** Begin **

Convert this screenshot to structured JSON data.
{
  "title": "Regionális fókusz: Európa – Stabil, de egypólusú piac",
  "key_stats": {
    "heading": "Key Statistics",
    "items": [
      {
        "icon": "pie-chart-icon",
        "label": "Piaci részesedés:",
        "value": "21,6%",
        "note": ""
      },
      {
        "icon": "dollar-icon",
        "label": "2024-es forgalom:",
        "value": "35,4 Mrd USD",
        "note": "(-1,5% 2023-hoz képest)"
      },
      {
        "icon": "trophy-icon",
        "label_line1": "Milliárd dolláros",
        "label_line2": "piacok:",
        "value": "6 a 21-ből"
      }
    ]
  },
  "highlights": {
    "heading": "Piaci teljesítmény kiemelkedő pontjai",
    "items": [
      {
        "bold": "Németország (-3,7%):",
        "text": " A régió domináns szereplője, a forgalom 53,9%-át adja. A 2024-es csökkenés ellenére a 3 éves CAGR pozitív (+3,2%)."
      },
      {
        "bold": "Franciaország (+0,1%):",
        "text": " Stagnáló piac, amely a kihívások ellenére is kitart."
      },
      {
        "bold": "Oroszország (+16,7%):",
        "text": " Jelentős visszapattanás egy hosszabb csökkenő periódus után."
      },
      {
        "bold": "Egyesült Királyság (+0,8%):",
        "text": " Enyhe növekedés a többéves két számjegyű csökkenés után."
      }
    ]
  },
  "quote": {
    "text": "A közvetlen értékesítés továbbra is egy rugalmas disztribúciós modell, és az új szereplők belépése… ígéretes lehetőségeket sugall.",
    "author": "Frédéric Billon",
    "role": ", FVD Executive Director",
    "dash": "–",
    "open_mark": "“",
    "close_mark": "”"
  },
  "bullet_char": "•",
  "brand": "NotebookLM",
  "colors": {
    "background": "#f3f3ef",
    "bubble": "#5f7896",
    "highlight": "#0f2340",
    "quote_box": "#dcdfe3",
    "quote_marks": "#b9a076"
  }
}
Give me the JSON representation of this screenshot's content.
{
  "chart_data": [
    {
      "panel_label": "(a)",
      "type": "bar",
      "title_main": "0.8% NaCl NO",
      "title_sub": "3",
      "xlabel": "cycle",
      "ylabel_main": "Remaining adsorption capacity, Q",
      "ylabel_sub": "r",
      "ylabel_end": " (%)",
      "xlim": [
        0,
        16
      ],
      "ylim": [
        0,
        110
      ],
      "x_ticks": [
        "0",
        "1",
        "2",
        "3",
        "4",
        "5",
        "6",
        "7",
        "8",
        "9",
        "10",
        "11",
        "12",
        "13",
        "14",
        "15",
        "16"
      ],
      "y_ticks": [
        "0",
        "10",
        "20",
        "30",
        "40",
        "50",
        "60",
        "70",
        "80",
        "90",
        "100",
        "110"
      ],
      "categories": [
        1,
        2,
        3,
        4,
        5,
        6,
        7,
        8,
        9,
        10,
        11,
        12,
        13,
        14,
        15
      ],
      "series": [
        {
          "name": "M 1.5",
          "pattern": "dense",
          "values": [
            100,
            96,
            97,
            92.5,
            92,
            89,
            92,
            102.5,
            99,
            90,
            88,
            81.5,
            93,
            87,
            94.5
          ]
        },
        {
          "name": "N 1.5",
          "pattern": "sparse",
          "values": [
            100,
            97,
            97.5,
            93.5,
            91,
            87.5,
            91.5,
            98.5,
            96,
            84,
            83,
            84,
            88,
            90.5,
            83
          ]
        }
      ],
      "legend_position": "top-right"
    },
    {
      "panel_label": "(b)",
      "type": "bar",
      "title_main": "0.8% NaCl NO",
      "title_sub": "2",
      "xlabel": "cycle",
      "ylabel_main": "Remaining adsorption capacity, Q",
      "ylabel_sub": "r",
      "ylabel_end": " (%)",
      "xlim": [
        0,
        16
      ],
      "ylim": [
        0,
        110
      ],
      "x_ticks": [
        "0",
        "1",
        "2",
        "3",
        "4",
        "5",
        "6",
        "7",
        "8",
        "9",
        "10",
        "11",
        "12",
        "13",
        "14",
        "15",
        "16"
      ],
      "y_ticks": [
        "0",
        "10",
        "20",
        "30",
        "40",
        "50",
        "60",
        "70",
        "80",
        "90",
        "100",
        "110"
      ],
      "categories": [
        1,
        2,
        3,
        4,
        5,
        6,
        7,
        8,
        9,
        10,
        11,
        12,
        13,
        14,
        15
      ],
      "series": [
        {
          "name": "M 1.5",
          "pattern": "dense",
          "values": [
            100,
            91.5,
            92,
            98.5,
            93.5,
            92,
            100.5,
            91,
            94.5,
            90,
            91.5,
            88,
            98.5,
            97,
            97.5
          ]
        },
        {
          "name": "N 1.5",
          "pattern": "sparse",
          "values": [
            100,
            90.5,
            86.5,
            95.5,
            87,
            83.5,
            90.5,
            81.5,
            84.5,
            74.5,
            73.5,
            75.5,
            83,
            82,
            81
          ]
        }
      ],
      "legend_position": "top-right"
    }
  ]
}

** End **

_INSTRUCTION_
Identify each line of the material where the word "után" shows up, and copy it.

_TASK ANSWER_
        "text": " Jelentős visszapattanás egy hosszabb csökkenő periódus után."
        "text": " Enyhe növekedés a többéves két számjegyű csökkenés után."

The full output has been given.